START Records to use
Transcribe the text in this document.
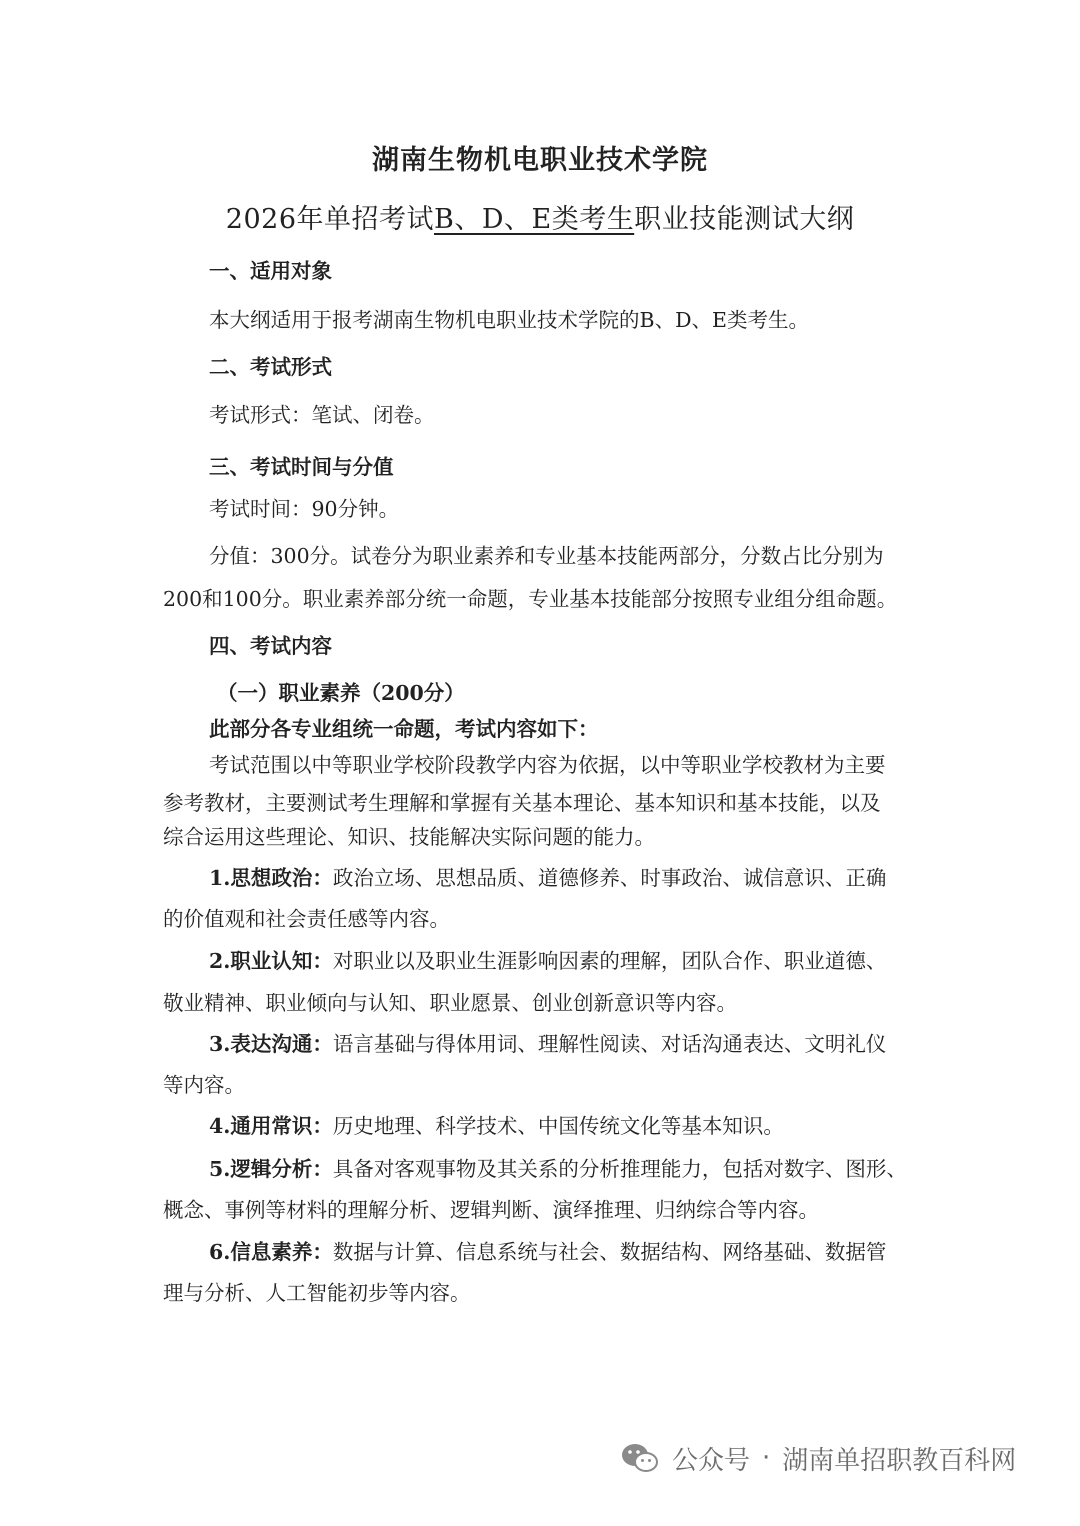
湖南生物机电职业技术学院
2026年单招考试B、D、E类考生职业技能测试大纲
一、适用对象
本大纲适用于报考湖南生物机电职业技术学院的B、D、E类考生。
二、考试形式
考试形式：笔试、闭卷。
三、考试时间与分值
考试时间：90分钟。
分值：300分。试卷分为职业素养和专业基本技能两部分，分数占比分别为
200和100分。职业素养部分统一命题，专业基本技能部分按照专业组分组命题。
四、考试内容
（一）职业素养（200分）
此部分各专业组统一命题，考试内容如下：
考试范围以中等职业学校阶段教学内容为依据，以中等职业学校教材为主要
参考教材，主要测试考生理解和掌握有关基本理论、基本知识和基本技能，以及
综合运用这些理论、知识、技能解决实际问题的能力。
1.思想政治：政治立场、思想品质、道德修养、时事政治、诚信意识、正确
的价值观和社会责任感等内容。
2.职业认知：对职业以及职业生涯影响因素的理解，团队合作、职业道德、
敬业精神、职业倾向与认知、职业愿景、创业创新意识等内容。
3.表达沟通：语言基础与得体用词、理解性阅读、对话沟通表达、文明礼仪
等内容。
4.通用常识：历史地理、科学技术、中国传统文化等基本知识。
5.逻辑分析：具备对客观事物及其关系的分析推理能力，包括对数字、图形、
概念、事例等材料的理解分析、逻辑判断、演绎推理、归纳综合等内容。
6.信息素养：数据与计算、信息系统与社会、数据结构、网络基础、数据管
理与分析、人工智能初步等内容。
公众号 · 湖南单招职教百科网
END Records to use
START Records to use
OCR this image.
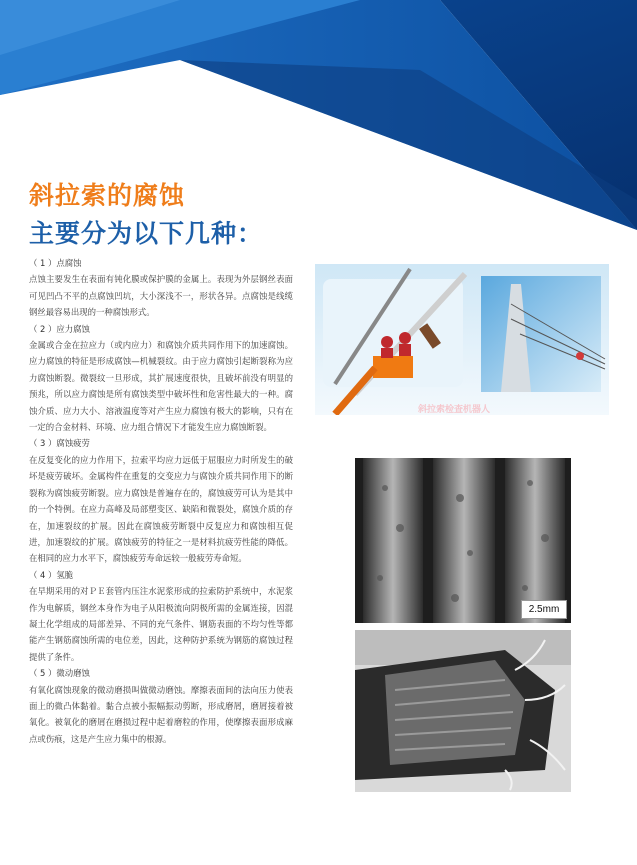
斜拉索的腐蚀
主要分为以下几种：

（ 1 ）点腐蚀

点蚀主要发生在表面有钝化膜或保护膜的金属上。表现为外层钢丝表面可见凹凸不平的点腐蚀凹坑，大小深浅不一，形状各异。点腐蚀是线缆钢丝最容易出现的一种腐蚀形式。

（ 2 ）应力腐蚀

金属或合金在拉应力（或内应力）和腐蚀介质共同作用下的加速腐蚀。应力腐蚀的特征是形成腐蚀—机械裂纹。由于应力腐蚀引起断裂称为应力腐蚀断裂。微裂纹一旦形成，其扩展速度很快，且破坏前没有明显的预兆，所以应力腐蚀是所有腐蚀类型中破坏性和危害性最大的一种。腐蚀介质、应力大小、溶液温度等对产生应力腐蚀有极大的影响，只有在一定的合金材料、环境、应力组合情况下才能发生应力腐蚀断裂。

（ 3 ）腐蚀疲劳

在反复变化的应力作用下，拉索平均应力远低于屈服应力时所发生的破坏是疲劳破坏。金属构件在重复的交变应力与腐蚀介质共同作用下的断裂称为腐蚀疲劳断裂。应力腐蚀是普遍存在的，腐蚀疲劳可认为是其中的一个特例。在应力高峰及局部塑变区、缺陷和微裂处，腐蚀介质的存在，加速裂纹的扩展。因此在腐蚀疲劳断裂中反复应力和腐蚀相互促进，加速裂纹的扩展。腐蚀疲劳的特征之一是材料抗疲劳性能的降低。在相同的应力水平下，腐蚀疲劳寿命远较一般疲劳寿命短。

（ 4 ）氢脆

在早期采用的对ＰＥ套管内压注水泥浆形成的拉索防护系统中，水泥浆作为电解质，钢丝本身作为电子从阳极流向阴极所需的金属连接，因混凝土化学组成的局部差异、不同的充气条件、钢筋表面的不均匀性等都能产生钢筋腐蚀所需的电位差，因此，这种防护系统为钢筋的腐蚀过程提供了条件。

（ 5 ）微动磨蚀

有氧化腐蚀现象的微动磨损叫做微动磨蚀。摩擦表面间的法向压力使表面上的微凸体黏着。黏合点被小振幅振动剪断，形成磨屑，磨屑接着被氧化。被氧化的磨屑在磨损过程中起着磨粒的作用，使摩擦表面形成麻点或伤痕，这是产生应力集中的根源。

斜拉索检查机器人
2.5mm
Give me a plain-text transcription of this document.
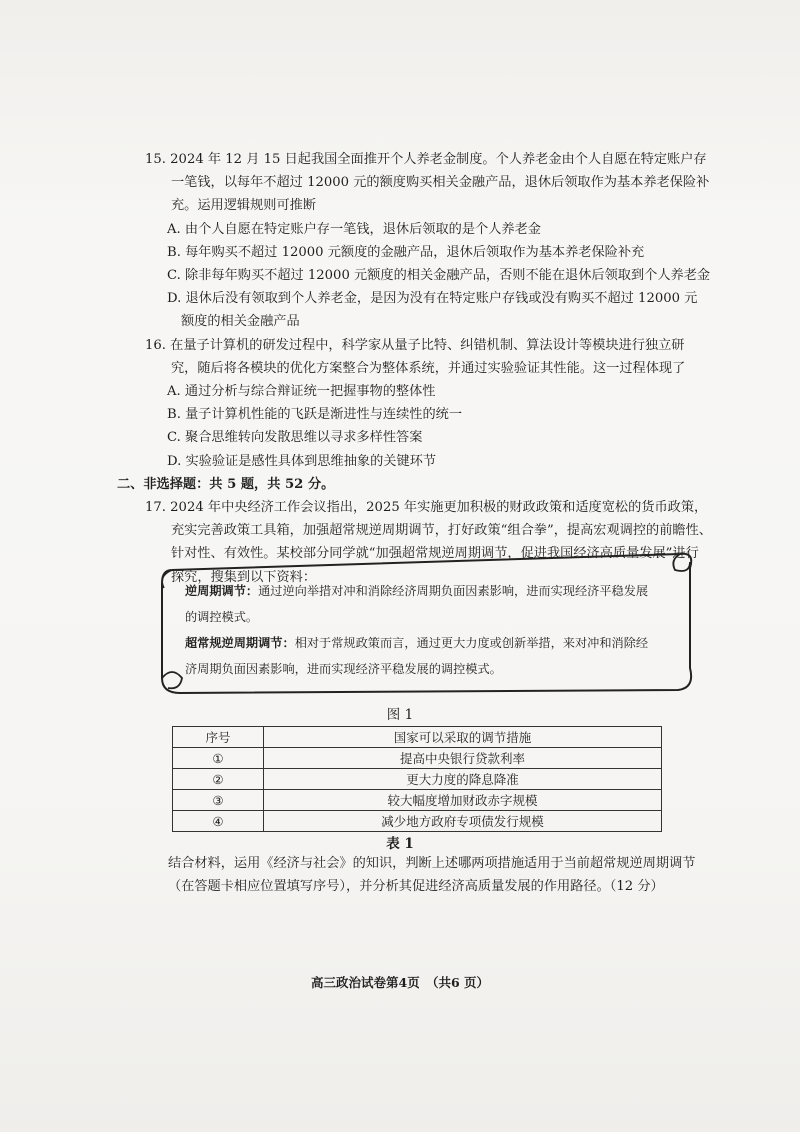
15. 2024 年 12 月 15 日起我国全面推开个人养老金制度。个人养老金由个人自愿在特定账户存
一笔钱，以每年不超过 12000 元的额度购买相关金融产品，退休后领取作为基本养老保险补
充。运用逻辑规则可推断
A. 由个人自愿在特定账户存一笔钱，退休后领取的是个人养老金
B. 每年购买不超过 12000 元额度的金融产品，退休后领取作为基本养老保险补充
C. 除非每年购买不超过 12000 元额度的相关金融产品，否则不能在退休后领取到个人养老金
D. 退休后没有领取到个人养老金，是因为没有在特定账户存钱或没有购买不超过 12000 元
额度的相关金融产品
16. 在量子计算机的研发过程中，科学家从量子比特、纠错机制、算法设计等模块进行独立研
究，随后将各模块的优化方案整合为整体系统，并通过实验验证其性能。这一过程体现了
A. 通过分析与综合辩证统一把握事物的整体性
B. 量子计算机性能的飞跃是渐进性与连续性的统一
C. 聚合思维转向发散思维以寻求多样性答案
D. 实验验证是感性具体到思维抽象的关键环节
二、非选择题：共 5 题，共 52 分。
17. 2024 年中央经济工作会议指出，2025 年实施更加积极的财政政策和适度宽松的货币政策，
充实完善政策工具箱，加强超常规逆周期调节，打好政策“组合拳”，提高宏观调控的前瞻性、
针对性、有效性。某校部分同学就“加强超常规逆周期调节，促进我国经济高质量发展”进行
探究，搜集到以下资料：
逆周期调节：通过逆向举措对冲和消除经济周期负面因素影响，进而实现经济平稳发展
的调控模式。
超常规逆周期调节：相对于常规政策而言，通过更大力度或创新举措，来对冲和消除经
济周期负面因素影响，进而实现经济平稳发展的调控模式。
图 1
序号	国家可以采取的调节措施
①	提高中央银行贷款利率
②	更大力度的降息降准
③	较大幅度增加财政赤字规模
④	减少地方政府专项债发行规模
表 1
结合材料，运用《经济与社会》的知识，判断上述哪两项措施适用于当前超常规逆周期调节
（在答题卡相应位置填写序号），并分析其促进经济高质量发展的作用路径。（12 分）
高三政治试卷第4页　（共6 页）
END Records to use
- _To be done_: Only lines with the word "this" are wanted, so copy each one from the records.

- _Worked answer_:
Transcribe the text in this document.
OCR this image.
Give me a plain-text transcription of this document.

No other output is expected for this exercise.